#### Rows from a figure dataset
* * * *
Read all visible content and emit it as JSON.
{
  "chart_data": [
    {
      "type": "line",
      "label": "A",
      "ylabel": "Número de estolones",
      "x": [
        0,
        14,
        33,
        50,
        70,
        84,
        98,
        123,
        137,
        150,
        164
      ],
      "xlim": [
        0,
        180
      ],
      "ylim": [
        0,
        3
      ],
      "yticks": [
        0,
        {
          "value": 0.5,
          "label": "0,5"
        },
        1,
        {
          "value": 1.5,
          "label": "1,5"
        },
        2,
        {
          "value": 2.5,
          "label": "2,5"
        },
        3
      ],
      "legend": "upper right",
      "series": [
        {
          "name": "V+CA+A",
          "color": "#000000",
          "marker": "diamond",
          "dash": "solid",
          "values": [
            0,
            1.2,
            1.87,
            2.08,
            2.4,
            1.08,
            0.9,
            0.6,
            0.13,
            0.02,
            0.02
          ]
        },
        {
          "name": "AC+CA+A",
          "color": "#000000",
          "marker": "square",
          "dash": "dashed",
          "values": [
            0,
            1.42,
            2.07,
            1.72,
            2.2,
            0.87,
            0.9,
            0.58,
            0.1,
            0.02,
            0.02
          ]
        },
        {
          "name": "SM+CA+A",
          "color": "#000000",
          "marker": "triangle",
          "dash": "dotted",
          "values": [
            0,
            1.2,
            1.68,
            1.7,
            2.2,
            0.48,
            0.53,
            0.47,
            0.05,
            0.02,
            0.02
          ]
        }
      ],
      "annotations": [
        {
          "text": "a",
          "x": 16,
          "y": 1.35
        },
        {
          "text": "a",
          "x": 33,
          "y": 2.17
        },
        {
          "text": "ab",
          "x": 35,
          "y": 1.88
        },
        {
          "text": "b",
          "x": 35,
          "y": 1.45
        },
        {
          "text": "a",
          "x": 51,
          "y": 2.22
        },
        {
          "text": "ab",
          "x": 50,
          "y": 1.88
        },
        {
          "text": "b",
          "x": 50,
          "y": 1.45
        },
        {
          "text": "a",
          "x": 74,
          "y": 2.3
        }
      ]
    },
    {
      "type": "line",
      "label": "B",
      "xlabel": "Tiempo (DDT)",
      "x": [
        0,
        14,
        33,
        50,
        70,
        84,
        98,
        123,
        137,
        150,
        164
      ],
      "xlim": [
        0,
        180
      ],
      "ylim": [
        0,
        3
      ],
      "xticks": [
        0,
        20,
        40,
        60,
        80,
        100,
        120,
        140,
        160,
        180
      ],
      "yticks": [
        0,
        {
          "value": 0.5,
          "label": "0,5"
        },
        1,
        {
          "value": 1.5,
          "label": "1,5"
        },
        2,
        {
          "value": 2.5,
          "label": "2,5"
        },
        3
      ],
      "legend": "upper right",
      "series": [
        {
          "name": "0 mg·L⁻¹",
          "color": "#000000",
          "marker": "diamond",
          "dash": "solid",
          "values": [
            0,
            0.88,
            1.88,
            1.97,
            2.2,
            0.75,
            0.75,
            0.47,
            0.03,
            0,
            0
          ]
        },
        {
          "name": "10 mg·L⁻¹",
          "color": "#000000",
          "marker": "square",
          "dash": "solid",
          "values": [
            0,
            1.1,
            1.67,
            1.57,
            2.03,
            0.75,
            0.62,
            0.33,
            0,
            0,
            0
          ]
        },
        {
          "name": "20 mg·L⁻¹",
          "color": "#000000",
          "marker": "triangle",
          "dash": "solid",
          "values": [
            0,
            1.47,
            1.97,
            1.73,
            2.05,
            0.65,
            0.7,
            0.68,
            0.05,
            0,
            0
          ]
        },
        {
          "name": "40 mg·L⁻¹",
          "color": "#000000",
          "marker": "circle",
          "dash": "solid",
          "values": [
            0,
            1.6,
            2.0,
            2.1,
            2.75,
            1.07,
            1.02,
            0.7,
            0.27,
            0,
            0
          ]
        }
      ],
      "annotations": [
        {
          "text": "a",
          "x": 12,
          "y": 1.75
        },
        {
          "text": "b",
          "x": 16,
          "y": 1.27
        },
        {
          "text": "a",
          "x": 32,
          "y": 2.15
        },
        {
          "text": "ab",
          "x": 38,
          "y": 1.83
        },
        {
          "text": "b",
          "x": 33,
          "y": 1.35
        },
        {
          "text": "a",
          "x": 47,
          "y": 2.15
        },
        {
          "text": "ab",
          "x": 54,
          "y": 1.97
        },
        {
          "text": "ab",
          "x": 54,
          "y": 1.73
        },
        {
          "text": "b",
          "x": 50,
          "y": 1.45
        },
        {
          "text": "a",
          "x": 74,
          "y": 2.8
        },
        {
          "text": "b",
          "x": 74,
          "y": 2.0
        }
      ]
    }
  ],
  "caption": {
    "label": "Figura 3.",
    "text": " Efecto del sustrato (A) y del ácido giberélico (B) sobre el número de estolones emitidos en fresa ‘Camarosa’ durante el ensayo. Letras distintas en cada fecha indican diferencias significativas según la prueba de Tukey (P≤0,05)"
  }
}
* * * *
#### Your objective
Set down all of the records shown above once more, exactly.

#### Task answer
Read all visible content and emit it as JSON.
{
  "chart_data": [
    {
      "type": "line",
      "label": "A",
      "ylabel": "Número de estolones",
      "x": [
        0,
        14,
        33,
        50,
        70,
        84,
        98,
        123,
        137,
        150,
        164
      ],
      "xlim": [
        0,
        180
      ],
      "ylim": [
        0,
        3
      ],
      "yticks": [
        0,
        {
          "value": 0.5,
          "label": "0,5"
        },
        1,
        {
          "value": 1.5,
          "label": "1,5"
        },
        2,
        {
          "value": 2.5,
          "label": "2,5"
        },
        3
      ],
      "legend": "upper right",
      "series": [
        {
          "name": "V+CA+A",
          "color": "#000000",
          "marker": "diamond",
          "dash": "solid",
          "values": [
            0,
            1.2,
            1.87,
            2.08,
            2.4,
            1.08,
            0.9,
            0.6,
            0.13,
            0.02,
            0.02
          ]
        },
        {
          "name": "AC+CA+A",
          "color": "#000000",
          "marker": "square",
          "dash": "dashed",
          "values": [
            0,
            1.42,
            2.07,
            1.72,
            2.2,
            0.87,
            0.9,
            0.58,
            0.1,
            0.02,
            0.02
          ]
        },
        {
          "name": "SM+CA+A",
          "color": "#000000",
          "marker": "triangle",
          "dash": "dotted",
          "values": [
            0,
            1.2,
            1.68,
            1.7,
            2.2,
            0.48,
            0.53,
            0.47,
            0.05,
            0.02,
            0.02
          ]
        }
      ],
      "annotations": [
        {
          "text": "a",
          "x": 16,
          "y": 1.35
        },
        {
          "text": "a",
          "x": 33,
          "y": 2.17
        },
        {
          "text": "ab",
          "x": 35,
          "y": 1.88
        },
        {
          "text": "b",
          "x": 35,
          "y": 1.45
        },
        {
          "text": "a",
          "x": 51,
          "y": 2.22
        },
        {
          "text": "ab",
          "x": 50,
          "y": 1.88
        },
        {
          "text": "b",
          "x": 50,
          "y": 1.45
        },
        {
          "text": "a",
          "x": 74,
          "y": 2.3
        }
      ]
    },
    {
      "type": "line",
      "label": "B",
      "xlabel": "Tiempo (DDT)",
      "x": [
        0,
        14,
        33,
        50,
        70,
        84,
        98,
        123,
        137,
        150,
        164
      ],
      "xlim": [
        0,
        180
      ],
      "ylim": [
        0,
        3
      ],
      "xticks": [
        0,
        20,
        40,
        60,
        80,
        100,
        120,
        140,
        160,
        180
      ],
      "yticks": [
        0,
        {
          "value": 0.5,
          "label": "0,5"
        },
        1,
        {
          "value": 1.5,
          "label": "1,5"
        },
        2,
        {
          "value": 2.5,
          "label": "2,5"
        },
        3
      ],
      "legend": "upper right",
      "series": [
        {
          "name": "0 mg·L⁻¹",
          "color": "#000000",
          "marker": "diamond",
          "dash": "solid",
          "values": [
            0,
            0.88,
            1.88,
            1.97,
            2.2,
            0.75,
            0.75,
            0.47,
            0.03,
            0,
            0
          ]
        },
        {
          "name": "10 mg·L⁻¹",
          "color": "#000000",
          "marker": "square",
          "dash": "solid",
          "values": [
            0,
            1.1,
            1.67,
            1.57,
            2.03,
            0.75,
            0.62,
            0.33,
            0,
            0,
            0
          ]
        },
        {
          "name": "20 mg·L⁻¹",
          "color": "#000000",
          "marker": "triangle",
          "dash": "solid",
          "values": [
            0,
            1.47,
            1.97,
            1.73,
            2.05,
            0.65,
            0.7,
            0.68,
            0.05,
            0,
            0
          ]
        },
        {
          "name": "40 mg·L⁻¹",
          "color": "#000000",
          "marker": "circle",
          "dash": "solid",
          "values": [
            0,
            1.6,
            2.0,
            2.1,
            2.75,
            1.07,
            1.02,
            0.7,
            0.27,
            0,
            0
          ]
        }
      ],
      "annotations": [
        {
          "text": "a",
          "x": 12,
          "y": 1.75
        },
        {
          "text": "b",
          "x": 16,
          "y": 1.27
        },
        {
          "text": "a",
          "x": 32,
          "y": 2.15
        },
        {
          "text": "ab",
          "x": 38,
          "y": 1.83
        },
        {
          "text": "b",
          "x": 33,
          "y": 1.35
        },
        {
          "text": "a",
          "x": 47,
          "y": 2.15
        },
        {
          "text": "ab",
          "x": 54,
          "y": 1.97
        },
        {
          "text": "ab",
          "x": 54,
          "y": 1.73
        },
        {
          "text": "b",
          "x": 50,
          "y": 1.45
        },
        {
          "text": "a",
          "x": 74,
          "y": 2.8
        },
        {
          "text": "b",
          "x": 74,
          "y": 2.0
        }
      ]
    }
  ],
  "caption": {
    "label": "Figura 3.",
    "text": " Efecto del sustrato (A) y del ácido giberélico (B) sobre el número de estolones emitidos en fresa ‘Camarosa’ durante el ensayo. Letras distintas en cada fecha indican diferencias significativas según la prueba de Tukey (P≤0,05)"
  }
}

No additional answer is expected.